=== EXERCISE INSTRUCTIONS ===
Restate the entries below word for word, omitting nothing.

▼

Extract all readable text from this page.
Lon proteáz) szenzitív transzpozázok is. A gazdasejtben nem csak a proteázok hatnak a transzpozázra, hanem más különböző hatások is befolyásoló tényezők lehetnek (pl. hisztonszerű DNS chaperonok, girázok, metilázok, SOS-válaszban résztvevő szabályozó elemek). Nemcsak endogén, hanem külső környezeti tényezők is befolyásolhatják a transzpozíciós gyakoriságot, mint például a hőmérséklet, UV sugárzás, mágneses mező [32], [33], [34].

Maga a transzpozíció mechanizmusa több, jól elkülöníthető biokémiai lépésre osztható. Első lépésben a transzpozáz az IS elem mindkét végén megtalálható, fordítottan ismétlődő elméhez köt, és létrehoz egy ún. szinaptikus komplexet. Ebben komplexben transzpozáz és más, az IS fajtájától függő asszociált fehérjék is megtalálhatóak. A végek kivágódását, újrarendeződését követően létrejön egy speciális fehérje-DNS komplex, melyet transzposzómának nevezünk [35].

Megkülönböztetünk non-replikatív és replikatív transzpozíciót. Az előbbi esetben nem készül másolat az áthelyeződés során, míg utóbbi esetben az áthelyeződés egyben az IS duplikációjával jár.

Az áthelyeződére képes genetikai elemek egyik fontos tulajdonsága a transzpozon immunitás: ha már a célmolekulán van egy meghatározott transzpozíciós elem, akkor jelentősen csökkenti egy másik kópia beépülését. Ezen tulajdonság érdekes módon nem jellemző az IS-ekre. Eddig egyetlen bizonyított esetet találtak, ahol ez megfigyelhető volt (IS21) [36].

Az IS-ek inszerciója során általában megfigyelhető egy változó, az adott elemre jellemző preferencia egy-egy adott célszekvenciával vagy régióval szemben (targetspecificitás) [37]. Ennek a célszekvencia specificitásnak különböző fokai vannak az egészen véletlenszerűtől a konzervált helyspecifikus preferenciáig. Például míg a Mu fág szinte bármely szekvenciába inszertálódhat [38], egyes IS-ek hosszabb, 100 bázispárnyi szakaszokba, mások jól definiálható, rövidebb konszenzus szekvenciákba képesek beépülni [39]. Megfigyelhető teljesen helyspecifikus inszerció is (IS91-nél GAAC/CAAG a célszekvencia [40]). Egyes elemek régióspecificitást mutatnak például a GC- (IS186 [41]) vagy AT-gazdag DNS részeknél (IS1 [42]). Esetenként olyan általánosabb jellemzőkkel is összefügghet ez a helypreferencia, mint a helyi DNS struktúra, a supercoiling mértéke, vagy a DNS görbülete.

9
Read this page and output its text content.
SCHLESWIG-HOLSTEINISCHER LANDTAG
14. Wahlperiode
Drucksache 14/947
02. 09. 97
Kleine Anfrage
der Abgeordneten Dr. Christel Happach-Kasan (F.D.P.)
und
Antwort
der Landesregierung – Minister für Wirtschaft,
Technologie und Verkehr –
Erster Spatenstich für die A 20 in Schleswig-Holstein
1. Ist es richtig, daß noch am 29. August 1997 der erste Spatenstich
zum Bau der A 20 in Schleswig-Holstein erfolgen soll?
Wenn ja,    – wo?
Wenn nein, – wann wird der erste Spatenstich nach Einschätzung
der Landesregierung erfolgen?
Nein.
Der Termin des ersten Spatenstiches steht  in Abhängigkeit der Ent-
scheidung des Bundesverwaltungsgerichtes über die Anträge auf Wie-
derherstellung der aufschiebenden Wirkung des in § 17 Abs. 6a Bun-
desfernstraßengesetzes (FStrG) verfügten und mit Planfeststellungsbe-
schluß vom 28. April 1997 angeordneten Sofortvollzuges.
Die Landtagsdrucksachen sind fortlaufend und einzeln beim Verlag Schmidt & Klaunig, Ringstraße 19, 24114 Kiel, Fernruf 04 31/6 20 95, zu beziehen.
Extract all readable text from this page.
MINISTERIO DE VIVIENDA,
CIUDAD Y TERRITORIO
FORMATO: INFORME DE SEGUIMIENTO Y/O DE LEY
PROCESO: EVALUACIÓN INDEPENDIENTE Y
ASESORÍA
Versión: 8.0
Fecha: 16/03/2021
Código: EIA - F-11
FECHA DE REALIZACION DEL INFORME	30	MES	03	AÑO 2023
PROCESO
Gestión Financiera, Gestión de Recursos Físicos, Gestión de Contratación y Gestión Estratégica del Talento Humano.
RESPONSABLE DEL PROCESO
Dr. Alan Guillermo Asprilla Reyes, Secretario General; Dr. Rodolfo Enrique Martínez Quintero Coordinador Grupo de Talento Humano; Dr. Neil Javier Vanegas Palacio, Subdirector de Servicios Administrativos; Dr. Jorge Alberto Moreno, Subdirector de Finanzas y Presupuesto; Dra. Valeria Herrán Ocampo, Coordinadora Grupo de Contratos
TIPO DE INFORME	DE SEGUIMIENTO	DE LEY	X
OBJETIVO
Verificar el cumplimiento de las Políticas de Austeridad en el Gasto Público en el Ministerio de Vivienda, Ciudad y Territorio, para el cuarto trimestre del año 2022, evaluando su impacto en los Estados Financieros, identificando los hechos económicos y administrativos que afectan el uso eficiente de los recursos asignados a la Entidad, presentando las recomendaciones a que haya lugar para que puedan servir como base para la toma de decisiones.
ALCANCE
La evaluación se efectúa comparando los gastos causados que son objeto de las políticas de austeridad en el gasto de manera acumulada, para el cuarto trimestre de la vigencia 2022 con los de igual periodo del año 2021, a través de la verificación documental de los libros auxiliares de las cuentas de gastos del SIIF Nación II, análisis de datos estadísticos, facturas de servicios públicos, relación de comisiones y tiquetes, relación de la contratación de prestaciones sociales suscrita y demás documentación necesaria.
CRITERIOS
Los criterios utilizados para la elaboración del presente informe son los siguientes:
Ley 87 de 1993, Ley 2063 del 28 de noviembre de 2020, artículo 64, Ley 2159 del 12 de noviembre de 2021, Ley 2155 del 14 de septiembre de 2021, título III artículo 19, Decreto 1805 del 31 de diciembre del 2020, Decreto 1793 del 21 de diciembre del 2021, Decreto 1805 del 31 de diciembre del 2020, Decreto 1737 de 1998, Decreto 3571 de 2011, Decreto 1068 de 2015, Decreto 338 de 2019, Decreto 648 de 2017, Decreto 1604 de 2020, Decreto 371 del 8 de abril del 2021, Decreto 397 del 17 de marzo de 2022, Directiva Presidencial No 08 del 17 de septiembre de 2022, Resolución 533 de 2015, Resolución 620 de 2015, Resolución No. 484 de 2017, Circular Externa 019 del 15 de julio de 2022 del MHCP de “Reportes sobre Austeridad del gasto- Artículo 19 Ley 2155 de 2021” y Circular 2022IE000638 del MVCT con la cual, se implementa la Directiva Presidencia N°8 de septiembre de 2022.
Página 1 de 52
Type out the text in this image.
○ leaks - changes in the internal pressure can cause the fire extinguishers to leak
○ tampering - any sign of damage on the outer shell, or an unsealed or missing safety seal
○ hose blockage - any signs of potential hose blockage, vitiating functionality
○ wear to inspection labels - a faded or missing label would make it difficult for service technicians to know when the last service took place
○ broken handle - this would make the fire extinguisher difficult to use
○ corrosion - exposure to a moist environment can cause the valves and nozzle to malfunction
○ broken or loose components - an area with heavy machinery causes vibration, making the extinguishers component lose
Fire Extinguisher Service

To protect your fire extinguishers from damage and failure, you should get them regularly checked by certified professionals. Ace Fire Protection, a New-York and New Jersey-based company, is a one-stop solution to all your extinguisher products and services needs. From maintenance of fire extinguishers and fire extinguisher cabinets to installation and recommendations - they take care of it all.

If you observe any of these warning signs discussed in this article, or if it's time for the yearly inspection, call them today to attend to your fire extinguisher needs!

▲

=== OUTPUT FOR THIS TASK ===
Extract all readable text from this page.
Lon proteáz) szenzitív transzpozázok is. A gazdasejtben nem csak a proteázok hatnak a transzpozázra, hanem más különböző hatások is befolyásoló tényezők lehetnek (pl. hisztonszerű DNS chaperonok, girázok, metilázok, SOS-válaszban résztvevő szabályozó elemek). Nemcsak endogén, hanem külső környezeti tényezők is befolyásolhatják a transzpozíciós gyakoriságot, mint például a hőmérséklet, UV sugárzás, mágneses mező [32], [33], [34].

Maga a transzpozíció mechanizmusa több, jól elkülöníthető biokémiai lépésre osztható. Első lépésben a transzpozáz az IS elem mindkét végén megtalálható, fordítottan ismétlődő elméhez köt, és létrehoz egy ún. szinaptikus komplexet. Ebben komplexben transzpozáz és más, az IS fajtájától függő asszociált fehérjék is megtalálhatóak. A végek kivágódását, újrarendeződését követően létrejön egy speciális fehérje-DNS komplex, melyet transzposzómának nevezünk [35].

Megkülönböztetünk non-replikatív és replikatív transzpozíciót. Az előbbi esetben nem készül másolat az áthelyeződés során, míg utóbbi esetben az áthelyeződés egyben az IS duplikációjával jár.

Az áthelyeződére képes genetikai elemek egyik fontos tulajdonsága a transzpozon immunitás: ha már a célmolekulán van egy meghatározott transzpozíciós elem, akkor jelentősen csökkenti egy másik kópia beépülését. Ezen tulajdonság érdekes módon nem jellemző az IS-ekre. Eddig egyetlen bizonyított esetet találtak, ahol ez megfigyelhető volt (IS21) [36].

Az IS-ek inszerciója során általában megfigyelhető egy változó, az adott elemre jellemző preferencia egy-egy adott célszekvenciával vagy régióval szemben (targetspecificitás) [37]. Ennek a célszekvencia specificitásnak különböző fokai vannak az egészen véletlenszerűtől a konzervált helyspecifikus preferenciáig. Például míg a Mu fág szinte bármely szekvenciába inszertálódhat [38], egyes IS-ek hosszabb, 100 bázispárnyi szakaszokba, mások jól definiálható, rövidebb konszenzus szekvenciákba képesek beépülni [39]. Megfigyelhető teljesen helyspecifikus inszerció is (IS91-nél GAAC/CAAG a célszekvencia [40]). Egyes elemek régióspecificitást mutatnak például a GC- (IS186 [41]) vagy AT-gazdag DNS részeknél (IS1 [42]). Esetenként olyan általánosabb jellemzőkkel is összefügghet ez a helypreferencia, mint a helyi DNS struktúra, a supercoiling mértéke, vagy a DNS görbülete.

9
Read this page and output its text content.
SCHLESWIG-HOLSTEINISCHER LANDTAG
14. Wahlperiode
Drucksache 14/947
02. 09. 97
Kleine Anfrage
der Abgeordneten Dr. Christel Happach-Kasan (F.D.P.)
und
Antwort
der Landesregierung – Minister für Wirtschaft,
Technologie und Verkehr –
Erster Spatenstich für die A 20 in Schleswig-Holstein
1. Ist es richtig, daß noch am 29. August 1997 der erste Spatenstich
zum Bau der A 20 in Schleswig-Holstein erfolgen soll?
Wenn ja,    – wo?
Wenn nein, – wann wird der erste Spatenstich nach Einschätzung
der Landesregierung erfolgen?
Nein.
Der Termin des ersten Spatenstiches steht  in Abhängigkeit der Ent-
scheidung des Bundesverwaltungsgerichtes über die Anträge auf Wie-
derherstellung der aufschiebenden Wirkung des in § 17 Abs. 6a Bun-
desfernstraßengesetzes (FStrG) verfügten und mit Planfeststellungsbe-
schluß vom 28. April 1997 angeordneten Sofortvollzuges.
Die Landtagsdrucksachen sind fortlaufend und einzeln beim Verlag Schmidt & Klaunig, Ringstraße 19, 24114 Kiel, Fernruf 04 31/6 20 95, zu beziehen.
Extract all readable text from this page.
MINISTERIO DE VIVIENDA,
CIUDAD Y TERRITORIO
FORMATO: INFORME DE SEGUIMIENTO Y/O DE LEY
PROCESO: EVALUACIÓN INDEPENDIENTE Y
ASESORÍA
Versión: 8.0
Fecha: 16/03/2021
Código: EIA - F-11
FECHA DE REALIZACION DEL INFORME	30	MES	03	AÑO 2023
PROCESO
Gestión Financiera, Gestión de Recursos Físicos, Gestión de Contratación y Gestión Estratégica del Talento Humano.
RESPONSABLE DEL PROCESO
Dr. Alan Guillermo Asprilla Reyes, Secretario General; Dr. Rodolfo Enrique Martínez Quintero Coordinador Grupo de Talento Humano; Dr. Neil Javier Vanegas Palacio, Subdirector de Servicios Administrativos; Dr. Jorge Alberto Moreno, Subdirector de Finanzas y Presupuesto; Dra. Valeria Herrán Ocampo, Coordinadora Grupo de Contratos
TIPO DE INFORME	DE SEGUIMIENTO	DE LEY	X
OBJETIVO
Verificar el cumplimiento de las Políticas de Austeridad en el Gasto Público en el Ministerio de Vivienda, Ciudad y Territorio, para el cuarto trimestre del año 2022, evaluando su impacto en los Estados Financieros, identificando los hechos económicos y administrativos que afectan el uso eficiente de los recursos asignados a la Entidad, presentando las recomendaciones a que haya lugar para que puedan servir como base para la toma de decisiones.
ALCANCE
La evaluación se efectúa comparando los gastos causados que son objeto de las políticas de austeridad en el gasto de manera acumulada, para el cuarto trimestre de la vigencia 2022 con los de igual periodo del año 2021, a través de la verificación documental de los libros auxiliares de las cuentas de gastos del SIIF Nación II, análisis de datos estadísticos, facturas de servicios públicos, relación de comisiones y tiquetes, relación de la contratación de prestaciones sociales suscrita y demás documentación necesaria.
CRITERIOS
Los criterios utilizados para la elaboración del presente informe son los siguientes:
Ley 87 de 1993, Ley 2063 del 28 de noviembre de 2020, artículo 64, Ley 2159 del 12 de noviembre de 2021, Ley 2155 del 14 de septiembre de 2021, título III artículo 19, Decreto 1805 del 31 de diciembre del 2020, Decreto 1793 del 21 de diciembre del 2021, Decreto 1805 del 31 de diciembre del 2020, Decreto 1737 de 1998, Decreto 3571 de 2011, Decreto 1068 de 2015, Decreto 338 de 2019, Decreto 648 de 2017, Decreto 1604 de 2020, Decreto 371 del 8 de abril del 2021, Decreto 397 del 17 de marzo de 2022, Directiva Presidencial No 08 del 17 de septiembre de 2022, Resolución 533 de 2015, Resolución 620 de 2015, Resolución No. 484 de 2017, Circular Externa 019 del 15 de julio de 2022 del MHCP de “Reportes sobre Austeridad del gasto- Artículo 19 Ley 2155 de 2021” y Circular 2022IE000638 del MVCT con la cual, se implementa la Directiva Presidencia N°8 de septiembre de 2022.
Página 1 de 52
Type out the text in this image.
○ leaks - changes in the internal pressure can cause the fire extinguishers to leak
○ tampering - any sign of damage on the outer shell, or an unsealed or missing safety seal
○ hose blockage - any signs of potential hose blockage, vitiating functionality
○ wear to inspection labels - a faded or missing label would make it difficult for service technicians to know when the last service took place
○ broken handle - this would make the fire extinguisher difficult to use
○ corrosion - exposure to a moist environment can cause the valves and nozzle to malfunction
○ broken or loose components - an area with heavy machinery causes vibration, making the extinguishers component lose
Fire Extinguisher Service

To protect your fire extinguishers from damage and failure, you should get them regularly checked by certified professionals. Ace Fire Protection, a New-York and New Jersey-based company, is a one-stop solution to all your extinguisher products and services needs. From maintenance of fire extinguishers and fire extinguisher cabinets to installation and recommendations - they take care of it all.

If you observe any of these warning signs discussed in this article, or if it's time for the yearly inspection, call them today to attend to your fire extinguisher needs!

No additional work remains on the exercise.